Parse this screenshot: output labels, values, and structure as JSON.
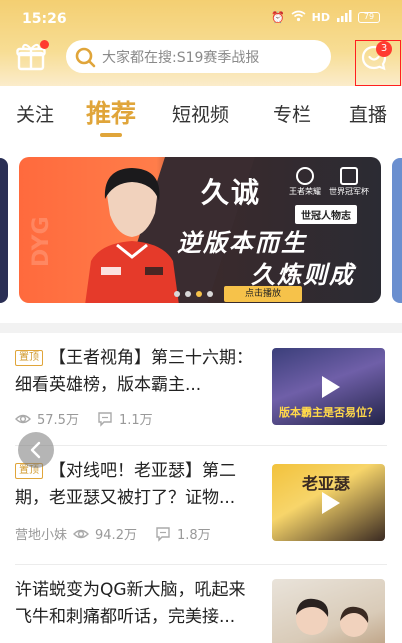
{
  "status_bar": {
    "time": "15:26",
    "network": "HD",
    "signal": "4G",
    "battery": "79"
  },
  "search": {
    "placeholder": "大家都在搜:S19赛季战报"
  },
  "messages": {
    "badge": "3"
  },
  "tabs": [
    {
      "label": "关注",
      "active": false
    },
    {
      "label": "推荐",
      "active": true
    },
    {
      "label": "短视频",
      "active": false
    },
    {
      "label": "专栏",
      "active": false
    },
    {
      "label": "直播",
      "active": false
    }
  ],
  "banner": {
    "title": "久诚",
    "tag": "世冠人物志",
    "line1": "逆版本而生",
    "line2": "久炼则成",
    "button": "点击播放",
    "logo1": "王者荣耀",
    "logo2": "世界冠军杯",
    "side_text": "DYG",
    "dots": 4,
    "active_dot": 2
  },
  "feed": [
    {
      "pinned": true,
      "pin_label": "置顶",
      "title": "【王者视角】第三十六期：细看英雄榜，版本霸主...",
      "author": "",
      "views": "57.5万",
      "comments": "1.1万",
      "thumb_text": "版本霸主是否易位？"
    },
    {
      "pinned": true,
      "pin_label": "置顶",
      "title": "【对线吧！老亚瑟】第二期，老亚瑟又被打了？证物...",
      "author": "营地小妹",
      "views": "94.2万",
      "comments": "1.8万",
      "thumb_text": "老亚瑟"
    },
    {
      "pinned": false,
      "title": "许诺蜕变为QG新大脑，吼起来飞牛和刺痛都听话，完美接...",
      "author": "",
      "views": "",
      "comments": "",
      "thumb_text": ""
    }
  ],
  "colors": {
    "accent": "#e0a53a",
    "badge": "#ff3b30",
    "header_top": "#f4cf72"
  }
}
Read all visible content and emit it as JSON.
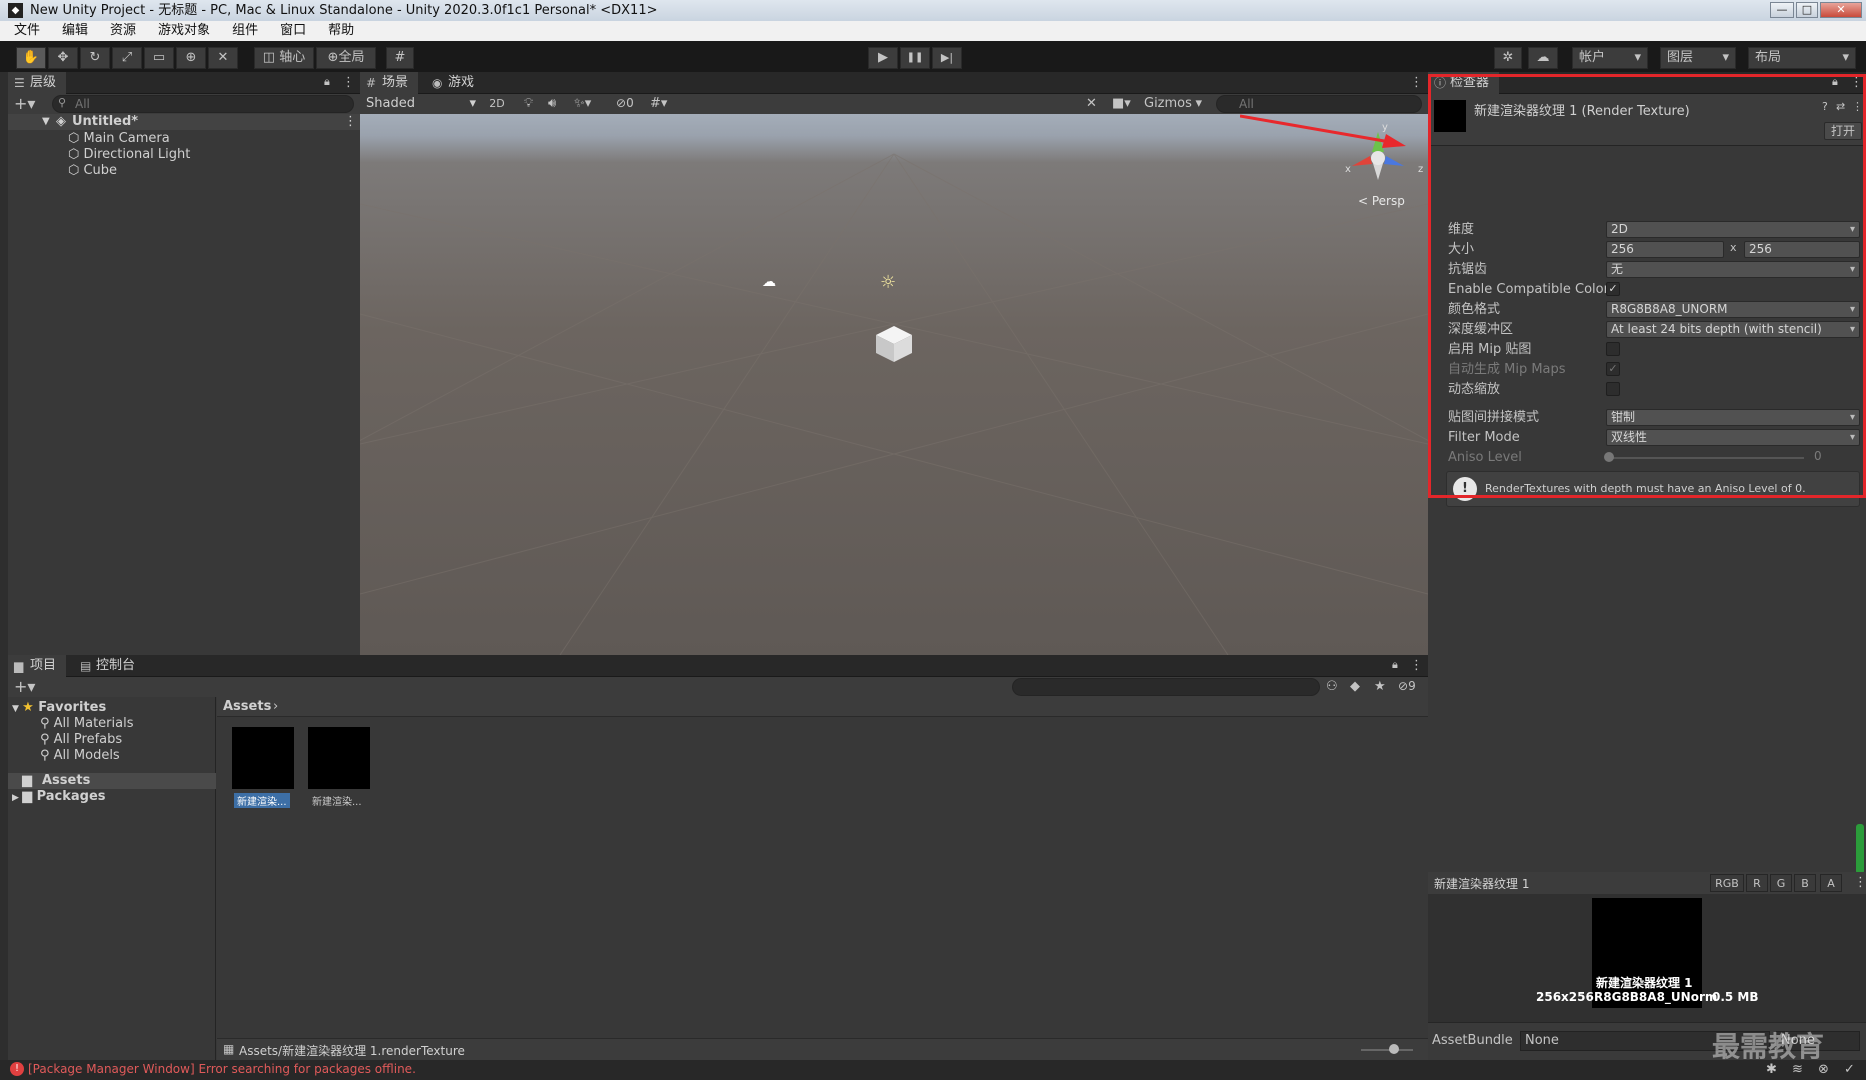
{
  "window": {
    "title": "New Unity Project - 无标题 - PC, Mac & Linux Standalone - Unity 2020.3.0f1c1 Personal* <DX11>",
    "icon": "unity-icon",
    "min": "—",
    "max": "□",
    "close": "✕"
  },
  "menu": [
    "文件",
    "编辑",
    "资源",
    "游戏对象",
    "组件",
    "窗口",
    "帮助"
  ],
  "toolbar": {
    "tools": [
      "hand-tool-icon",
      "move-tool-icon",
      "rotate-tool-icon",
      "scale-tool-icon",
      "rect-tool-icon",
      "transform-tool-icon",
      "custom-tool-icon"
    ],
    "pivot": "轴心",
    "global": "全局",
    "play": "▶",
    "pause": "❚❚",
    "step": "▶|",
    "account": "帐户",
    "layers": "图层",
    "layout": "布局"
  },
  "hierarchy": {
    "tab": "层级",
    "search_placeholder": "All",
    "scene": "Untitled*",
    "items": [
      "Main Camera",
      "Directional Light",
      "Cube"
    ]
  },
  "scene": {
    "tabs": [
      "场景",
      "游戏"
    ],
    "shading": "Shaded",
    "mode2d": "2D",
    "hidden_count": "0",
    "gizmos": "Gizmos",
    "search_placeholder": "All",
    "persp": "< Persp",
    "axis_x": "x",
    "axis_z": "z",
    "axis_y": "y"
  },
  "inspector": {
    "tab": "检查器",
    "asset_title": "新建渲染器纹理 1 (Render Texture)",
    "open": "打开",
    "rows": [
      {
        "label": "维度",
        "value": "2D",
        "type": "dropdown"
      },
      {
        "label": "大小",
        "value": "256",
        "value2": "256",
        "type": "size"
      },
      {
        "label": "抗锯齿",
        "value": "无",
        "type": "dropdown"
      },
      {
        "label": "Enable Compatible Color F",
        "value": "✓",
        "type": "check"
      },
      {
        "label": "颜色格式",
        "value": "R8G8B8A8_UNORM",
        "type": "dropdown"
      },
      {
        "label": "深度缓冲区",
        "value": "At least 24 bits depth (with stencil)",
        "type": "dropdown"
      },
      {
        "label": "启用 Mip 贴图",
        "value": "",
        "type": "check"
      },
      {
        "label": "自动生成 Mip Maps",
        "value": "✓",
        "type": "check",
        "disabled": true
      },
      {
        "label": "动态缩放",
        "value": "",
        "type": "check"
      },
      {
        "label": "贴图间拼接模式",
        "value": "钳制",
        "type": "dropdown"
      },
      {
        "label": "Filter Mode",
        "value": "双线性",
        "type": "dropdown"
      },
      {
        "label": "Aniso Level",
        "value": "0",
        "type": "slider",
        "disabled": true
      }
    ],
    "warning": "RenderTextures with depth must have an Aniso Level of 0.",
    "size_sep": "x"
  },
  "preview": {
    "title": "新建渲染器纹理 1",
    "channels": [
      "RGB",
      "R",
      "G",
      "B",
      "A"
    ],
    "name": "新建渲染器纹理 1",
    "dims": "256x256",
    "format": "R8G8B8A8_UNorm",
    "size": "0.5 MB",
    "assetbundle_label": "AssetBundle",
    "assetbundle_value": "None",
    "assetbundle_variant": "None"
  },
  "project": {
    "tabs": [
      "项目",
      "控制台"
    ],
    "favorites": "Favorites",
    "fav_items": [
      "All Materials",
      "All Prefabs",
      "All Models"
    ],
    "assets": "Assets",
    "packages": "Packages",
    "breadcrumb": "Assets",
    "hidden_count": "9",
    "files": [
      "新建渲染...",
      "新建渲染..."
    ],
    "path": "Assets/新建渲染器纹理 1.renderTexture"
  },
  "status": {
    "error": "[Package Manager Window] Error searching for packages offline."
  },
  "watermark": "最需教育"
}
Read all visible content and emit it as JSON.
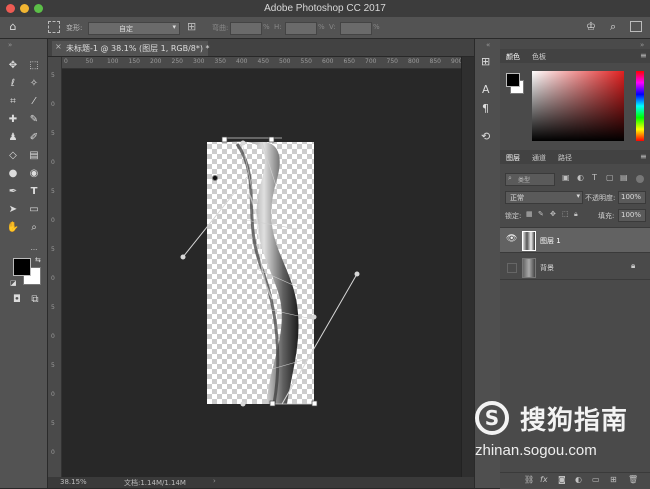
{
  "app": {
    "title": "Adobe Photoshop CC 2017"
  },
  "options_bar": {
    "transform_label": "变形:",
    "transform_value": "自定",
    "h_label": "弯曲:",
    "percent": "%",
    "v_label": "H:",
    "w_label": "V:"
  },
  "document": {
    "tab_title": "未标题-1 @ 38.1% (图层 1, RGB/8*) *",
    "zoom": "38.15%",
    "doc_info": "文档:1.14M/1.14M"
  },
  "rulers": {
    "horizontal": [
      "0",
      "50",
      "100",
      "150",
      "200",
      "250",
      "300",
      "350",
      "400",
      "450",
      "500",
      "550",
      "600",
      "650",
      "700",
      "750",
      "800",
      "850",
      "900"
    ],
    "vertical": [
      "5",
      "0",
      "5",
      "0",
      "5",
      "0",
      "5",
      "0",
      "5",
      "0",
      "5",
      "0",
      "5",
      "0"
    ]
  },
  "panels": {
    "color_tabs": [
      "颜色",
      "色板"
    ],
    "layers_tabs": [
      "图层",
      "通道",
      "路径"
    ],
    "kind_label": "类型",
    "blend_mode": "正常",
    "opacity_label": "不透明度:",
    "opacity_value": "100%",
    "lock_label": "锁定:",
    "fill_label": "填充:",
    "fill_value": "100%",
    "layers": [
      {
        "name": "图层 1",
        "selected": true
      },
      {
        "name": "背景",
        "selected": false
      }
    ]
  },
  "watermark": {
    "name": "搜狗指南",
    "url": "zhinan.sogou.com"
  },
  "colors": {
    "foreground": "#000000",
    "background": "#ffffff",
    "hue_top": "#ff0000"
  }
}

Task requirements — Transcribe each entry above exactly, apart from the pictures.

Exercise solution —
Parse this screenshot: output labels, values, and structure as JSON.
{
  "status_bar": {
    "time": "15:26",
    "network": "HD",
    "signal": "4G",
    "battery": "79"
  },
  "search": {
    "placeholder": "大家都在搜:S19赛季战报"
  },
  "messages": {
    "badge": "3"
  },
  "tabs": [
    {
      "label": "关注",
      "active": false
    },
    {
      "label": "推荐",
      "active": true
    },
    {
      "label": "短视频",
      "active": false
    },
    {
      "label": "专栏",
      "active": false
    },
    {
      "label": "直播",
      "active": false
    }
  ],
  "banner": {
    "title": "久诚",
    "tag": "世冠人物志",
    "line1": "逆版本而生",
    "line2": "久炼则成",
    "button": "点击播放",
    "logo1": "王者荣耀",
    "logo2": "世界冠军杯",
    "side_text": "DYG",
    "dots": 4,
    "active_dot": 2
  },
  "feed": [
    {
      "pinned": true,
      "pin_label": "置顶",
      "title": "【王者视角】第三十六期：细看英雄榜，版本霸主...",
      "author": "",
      "views": "57.5万",
      "comments": "1.1万",
      "thumb_text": "版本霸主是否易位？"
    },
    {
      "pinned": true,
      "pin_label": "置顶",
      "title": "【对线吧！老亚瑟】第二期，老亚瑟又被打了？证物...",
      "author": "营地小妹",
      "views": "94.2万",
      "comments": "1.8万",
      "thumb_text": "老亚瑟"
    },
    {
      "pinned": false,
      "title": "许诺蜕变为QG新大脑，吼起来飞牛和刺痛都听话，完美接...",
      "author": "",
      "views": "",
      "comments": "",
      "thumb_text": ""
    }
  ],
  "colors": {
    "accent": "#e0a53a",
    "badge": "#ff3b30",
    "header_top": "#f4cf72"
  }
}
Read all visible content and emit it as JSON.
{
  "window": {
    "title": "New Unity Project - 无标题 - PC, Mac & Linux Standalone - Unity 2020.3.0f1c1 Personal* <DX11>",
    "icon": "unity-icon",
    "min": "—",
    "max": "□",
    "close": "✕"
  },
  "menu": [
    "文件",
    "编辑",
    "资源",
    "游戏对象",
    "组件",
    "窗口",
    "帮助"
  ],
  "toolbar": {
    "tools": [
      "hand-tool-icon",
      "move-tool-icon",
      "rotate-tool-icon",
      "scale-tool-icon",
      "rect-tool-icon",
      "transform-tool-icon",
      "custom-tool-icon"
    ],
    "pivot": "轴心",
    "global": "全局",
    "play": "▶",
    "pause": "❚❚",
    "step": "▶|",
    "account": "帐户",
    "layers": "图层",
    "layout": "布局"
  },
  "hierarchy": {
    "tab": "层级",
    "search_placeholder": "All",
    "scene": "Untitled*",
    "items": [
      "Main Camera",
      "Directional Light",
      "Cube"
    ]
  },
  "scene": {
    "tabs": [
      "场景",
      "游戏"
    ],
    "shading": "Shaded",
    "mode2d": "2D",
    "hidden_count": "0",
    "gizmos": "Gizmos",
    "search_placeholder": "All",
    "persp": "< Persp",
    "axis_x": "x",
    "axis_z": "z",
    "axis_y": "y"
  },
  "inspector": {
    "tab": "检查器",
    "asset_title": "新建渲染器纹理 1 (Render Texture)",
    "open": "打开",
    "rows": [
      {
        "label": "维度",
        "value": "2D",
        "type": "dropdown"
      },
      {
        "label": "大小",
        "value": "256",
        "value2": "256",
        "type": "size"
      },
      {
        "label": "抗锯齿",
        "value": "无",
        "type": "dropdown"
      },
      {
        "label": "Enable Compatible Color F",
        "value": "✓",
        "type": "check"
      },
      {
        "label": "颜色格式",
        "value": "R8G8B8A8_UNORM",
        "type": "dropdown"
      },
      {
        "label": "深度缓冲区",
        "value": "At least 24 bits depth (with stencil)",
        "type": "dropdown"
      },
      {
        "label": "启用 Mip 贴图",
        "value": "",
        "type": "check"
      },
      {
        "label": "自动生成 Mip Maps",
        "value": "✓",
        "type": "check",
        "disabled": true
      },
      {
        "label": "动态缩放",
        "value": "",
        "type": "check"
      },
      {
        "label": "贴图间拼接模式",
        "value": "钳制",
        "type": "dropdown"
      },
      {
        "label": "Filter Mode",
        "value": "双线性",
        "type": "dropdown"
      },
      {
        "label": "Aniso Level",
        "value": "0",
        "type": "slider",
        "disabled": true
      }
    ],
    "warning": "RenderTextures with depth must have an Aniso Level of 0.",
    "size_sep": "x"
  },
  "preview": {
    "title": "新建渲染器纹理 1",
    "channels": [
      "RGB",
      "R",
      "G",
      "B",
      "A"
    ],
    "name": "新建渲染器纹理 1",
    "dims": "256x256",
    "format": "R8G8B8A8_UNorm",
    "size": "0.5 MB",
    "assetbundle_label": "AssetBundle",
    "assetbundle_value": "None",
    "assetbundle_variant": "None"
  },
  "project": {
    "tabs": [
      "项目",
      "控制台"
    ],
    "favorites": "Favorites",
    "fav_items": [
      "All Materials",
      "All Prefabs",
      "All Models"
    ],
    "assets": "Assets",
    "packages": "Packages",
    "breadcrumb": "Assets",
    "hidden_count": "9",
    "files": [
      "新建渲染...",
      "新建渲染..."
    ],
    "path": "Assets/新建渲染器纹理 1.renderTexture"
  },
  "status": {
    "error": "[Package Manager Window] Error searching for packages offline."
  },
  "watermark": "最需教育"
}
Read all visible content and emit it as JSON.
{
  "app": {
    "title": "Adobe Photoshop CC 2017"
  },
  "options_bar": {
    "transform_label": "变形:",
    "transform_value": "自定",
    "h_label": "弯曲:",
    "percent": "%",
    "v_label": "H:",
    "w_label": "V:"
  },
  "document": {
    "tab_title": "未标题-1 @ 38.1% (图层 1, RGB/8*) *",
    "zoom": "38.15%",
    "doc_info": "文档:1.14M/1.14M"
  },
  "rulers": {
    "horizontal": [
      "0",
      "50",
      "100",
      "150",
      "200",
      "250",
      "300",
      "350",
      "400",
      "450",
      "500",
      "550",
      "600",
      "650",
      "700",
      "750",
      "800",
      "850",
      "900"
    ],
    "vertical": [
      "5",
      "0",
      "5",
      "0",
      "5",
      "0",
      "5",
      "0",
      "5",
      "0",
      "5",
      "0",
      "5",
      "0"
    ]
  },
  "panels": {
    "color_tabs": [
      "颜色",
      "色板"
    ],
    "layers_tabs": [
      "图层",
      "通道",
      "路径"
    ],
    "kind_label": "类型",
    "blend_mode": "正常",
    "opacity_label": "不透明度:",
    "opacity_value": "100%",
    "lock_label": "锁定:",
    "fill_label": "填充:",
    "fill_value": "100%",
    "layers": [
      {
        "name": "图层 1",
        "selected": true
      },
      {
        "name": "背景",
        "selected": false
      }
    ]
  },
  "watermark": {
    "name": "搜狗指南",
    "url": "zhinan.sogou.com"
  },
  "colors": {
    "foreground": "#000000",
    "background": "#ffffff",
    "hue_top": "#ff0000"
  }
}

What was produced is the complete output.